## Given task
Gather each line in the entries that includes the string "технологическую".

## Raw data
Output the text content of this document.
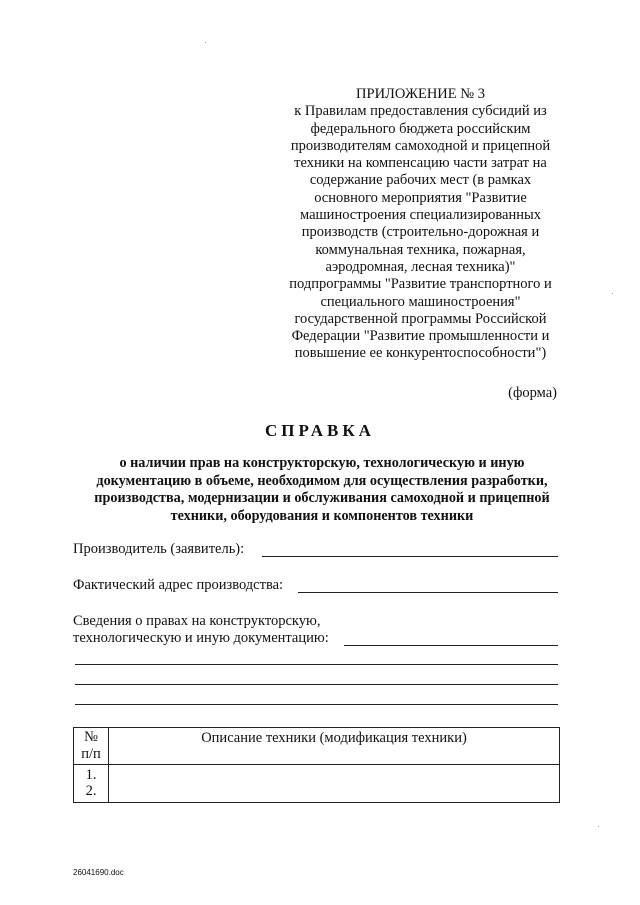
ПРИЛОЖЕНИЕ № 3
к Правилам предоставления субсидий из
федерального бюджета российским
производителям самоходной и прицепной
техники на компенсацию части затрат на
содержание рабочих мест (в рамках
основного мероприятия "Развитие
машиностроения специализированных
производств (строительно-дорожная и
коммунальная техника, пожарная,
аэродромная, лесная техника)"
подпрограммы "Развитие транспортного и
специального машиностроения"
государственной программы Российской
Федерации "Развитие промышленности и
повышение ее конкурентоспособности")
(форма)
СПРАВКА
о наличии прав на конструкторскую, технологическую и иную
документацию в объеме, необходимом для осуществления разработки,
производства, модернизации и обслуживания самоходной и прицепной
техники, оборудования и компонентов техники
Производитель (заявитель):
Фактический адрес производства:
Сведения о правах на конструкторскую,
технологическую и иную документацию:
№
п/п	Описание техники (модификация техники)

1.
2.	

26041690.doc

## Output of the exercise
о наличии прав на конструкторскую, технологическую и иную
технологическую и иную документацию:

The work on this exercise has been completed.